§ Given instruction:
Write out the whole of the material exactly.

Excerpt from a dataset:
* BEGIN *

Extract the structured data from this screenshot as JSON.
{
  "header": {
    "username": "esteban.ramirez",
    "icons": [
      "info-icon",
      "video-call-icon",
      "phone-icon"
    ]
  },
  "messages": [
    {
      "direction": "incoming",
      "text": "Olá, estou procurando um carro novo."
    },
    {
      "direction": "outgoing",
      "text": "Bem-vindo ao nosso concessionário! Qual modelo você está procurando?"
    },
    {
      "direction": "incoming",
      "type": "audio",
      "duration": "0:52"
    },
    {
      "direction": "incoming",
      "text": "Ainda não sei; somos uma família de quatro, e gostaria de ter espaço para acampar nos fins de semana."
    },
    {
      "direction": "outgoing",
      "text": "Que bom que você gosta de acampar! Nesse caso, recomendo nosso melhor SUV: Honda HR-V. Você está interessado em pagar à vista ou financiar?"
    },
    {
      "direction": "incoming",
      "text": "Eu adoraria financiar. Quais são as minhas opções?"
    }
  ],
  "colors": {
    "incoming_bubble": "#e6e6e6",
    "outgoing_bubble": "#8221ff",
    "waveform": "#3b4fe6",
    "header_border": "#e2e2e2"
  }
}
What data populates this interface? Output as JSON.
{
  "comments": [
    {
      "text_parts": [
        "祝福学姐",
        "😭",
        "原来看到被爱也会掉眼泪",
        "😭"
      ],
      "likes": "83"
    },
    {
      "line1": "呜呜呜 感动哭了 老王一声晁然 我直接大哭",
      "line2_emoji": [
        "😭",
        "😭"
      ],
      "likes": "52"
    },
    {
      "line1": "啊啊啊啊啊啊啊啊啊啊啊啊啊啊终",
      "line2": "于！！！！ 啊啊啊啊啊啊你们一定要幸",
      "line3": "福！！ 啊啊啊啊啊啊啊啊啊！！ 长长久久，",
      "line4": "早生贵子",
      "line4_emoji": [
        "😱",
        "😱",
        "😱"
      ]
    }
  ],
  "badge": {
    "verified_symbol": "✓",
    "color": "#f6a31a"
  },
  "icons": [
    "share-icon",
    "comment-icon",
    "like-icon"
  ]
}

* END *

§ Solved exercise:
Extract the structured data from this screenshot as JSON.
{
  "header": {
    "username": "esteban.ramirez",
    "icons": [
      "info-icon",
      "video-call-icon",
      "phone-icon"
    ]
  },
  "messages": [
    {
      "direction": "incoming",
      "text": "Olá, estou procurando um carro novo."
    },
    {
      "direction": "outgoing",
      "text": "Bem-vindo ao nosso concessionário! Qual modelo você está procurando?"
    },
    {
      "direction": "incoming",
      "type": "audio",
      "duration": "0:52"
    },
    {
      "direction": "incoming",
      "text": "Ainda não sei; somos uma família de quatro, e gostaria de ter espaço para acampar nos fins de semana."
    },
    {
      "direction": "outgoing",
      "text": "Que bom que você gosta de acampar! Nesse caso, recomendo nosso melhor SUV: Honda HR-V. Você está interessado em pagar à vista ou financiar?"
    },
    {
      "direction": "incoming",
      "text": "Eu adoraria financiar. Quais são as minhas opções?"
    }
  ],
  "colors": {
    "incoming_bubble": "#e6e6e6",
    "outgoing_bubble": "#8221ff",
    "waveform": "#3b4fe6",
    "header_border": "#e2e2e2"
  }
}
What data populates this interface? Output as JSON.
{
  "comments": [
    {
      "text_parts": [
        "祝福学姐",
        "😭",
        "原来看到被爱也会掉眼泪",
        "😭"
      ],
      "likes": "83"
    },
    {
      "line1": "呜呜呜 感动哭了 老王一声晁然 我直接大哭",
      "line2_emoji": [
        "😭",
        "😭"
      ],
      "likes": "52"
    },
    {
      "line1": "啊啊啊啊啊啊啊啊啊啊啊啊啊啊终",
      "line2": "于！！！！ 啊啊啊啊啊啊你们一定要幸",
      "line3": "福！！ 啊啊啊啊啊啊啊啊啊！！ 长长久久，",
      "line4": "早生贵子",
      "line4_emoji": [
        "😱",
        "😱",
        "😱"
      ]
    }
  ],
  "badge": {
    "verified_symbol": "✓",
    "color": "#f6a31a"
  },
  "icons": [
    "share-icon",
    "comment-icon",
    "like-icon"
  ]
}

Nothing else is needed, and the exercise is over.